[start]

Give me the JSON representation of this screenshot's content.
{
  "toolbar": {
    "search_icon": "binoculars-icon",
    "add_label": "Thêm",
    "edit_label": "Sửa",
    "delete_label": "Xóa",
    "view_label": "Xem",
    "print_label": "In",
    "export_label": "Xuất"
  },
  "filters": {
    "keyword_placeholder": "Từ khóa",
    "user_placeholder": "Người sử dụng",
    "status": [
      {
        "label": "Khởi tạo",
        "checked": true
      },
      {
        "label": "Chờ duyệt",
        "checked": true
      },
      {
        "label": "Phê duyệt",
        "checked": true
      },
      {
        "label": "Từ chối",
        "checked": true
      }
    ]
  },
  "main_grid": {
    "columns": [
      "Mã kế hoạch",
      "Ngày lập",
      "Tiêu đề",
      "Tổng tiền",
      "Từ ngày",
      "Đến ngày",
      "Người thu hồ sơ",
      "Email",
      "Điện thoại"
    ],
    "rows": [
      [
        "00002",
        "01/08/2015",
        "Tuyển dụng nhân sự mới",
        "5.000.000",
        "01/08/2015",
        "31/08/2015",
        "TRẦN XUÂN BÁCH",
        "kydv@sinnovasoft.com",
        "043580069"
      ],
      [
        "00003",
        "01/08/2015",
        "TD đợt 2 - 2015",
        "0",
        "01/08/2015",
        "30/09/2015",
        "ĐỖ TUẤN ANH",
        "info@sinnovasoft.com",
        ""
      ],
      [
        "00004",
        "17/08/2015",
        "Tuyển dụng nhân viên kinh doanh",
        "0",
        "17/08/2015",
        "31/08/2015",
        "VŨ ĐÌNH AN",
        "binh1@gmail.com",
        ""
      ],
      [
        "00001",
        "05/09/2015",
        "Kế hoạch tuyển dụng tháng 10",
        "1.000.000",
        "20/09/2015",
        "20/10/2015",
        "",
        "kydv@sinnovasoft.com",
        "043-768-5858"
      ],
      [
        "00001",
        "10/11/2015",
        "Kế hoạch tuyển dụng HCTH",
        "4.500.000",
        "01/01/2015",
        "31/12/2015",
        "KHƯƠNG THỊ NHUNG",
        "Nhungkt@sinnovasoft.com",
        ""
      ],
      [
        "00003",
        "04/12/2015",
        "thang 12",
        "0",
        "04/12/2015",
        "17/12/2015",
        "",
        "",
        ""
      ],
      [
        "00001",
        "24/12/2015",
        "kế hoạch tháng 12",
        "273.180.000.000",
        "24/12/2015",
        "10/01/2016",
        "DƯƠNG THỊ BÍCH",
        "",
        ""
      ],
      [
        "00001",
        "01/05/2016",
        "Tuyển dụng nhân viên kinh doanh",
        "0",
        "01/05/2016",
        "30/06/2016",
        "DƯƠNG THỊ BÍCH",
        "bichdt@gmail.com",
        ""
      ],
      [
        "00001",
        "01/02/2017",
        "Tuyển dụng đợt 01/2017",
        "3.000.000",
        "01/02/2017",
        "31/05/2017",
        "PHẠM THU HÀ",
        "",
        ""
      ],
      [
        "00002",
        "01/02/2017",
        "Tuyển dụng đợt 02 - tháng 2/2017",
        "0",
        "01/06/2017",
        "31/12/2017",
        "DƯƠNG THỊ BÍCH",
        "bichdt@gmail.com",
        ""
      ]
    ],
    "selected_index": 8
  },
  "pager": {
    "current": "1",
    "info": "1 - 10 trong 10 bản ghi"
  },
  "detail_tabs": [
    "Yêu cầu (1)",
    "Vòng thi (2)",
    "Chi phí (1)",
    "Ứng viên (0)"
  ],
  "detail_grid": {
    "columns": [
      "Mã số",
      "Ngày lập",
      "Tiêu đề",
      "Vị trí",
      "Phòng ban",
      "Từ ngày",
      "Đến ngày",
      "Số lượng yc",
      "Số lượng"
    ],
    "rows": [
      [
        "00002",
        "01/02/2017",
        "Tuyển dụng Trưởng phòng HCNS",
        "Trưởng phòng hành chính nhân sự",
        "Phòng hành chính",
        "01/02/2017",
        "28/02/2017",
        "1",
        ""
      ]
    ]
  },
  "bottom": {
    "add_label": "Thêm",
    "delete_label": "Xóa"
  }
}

[end]

#### Exercise directions
Filter the entries above down to the lines containing the word "hoạch".

#### Written response
      "Mã kế hoạch",
        "Kế hoạch tuyển dụng tháng 10",
        "Kế hoạch tuyển dụng HCTH",
        "kế hoạch tháng 12",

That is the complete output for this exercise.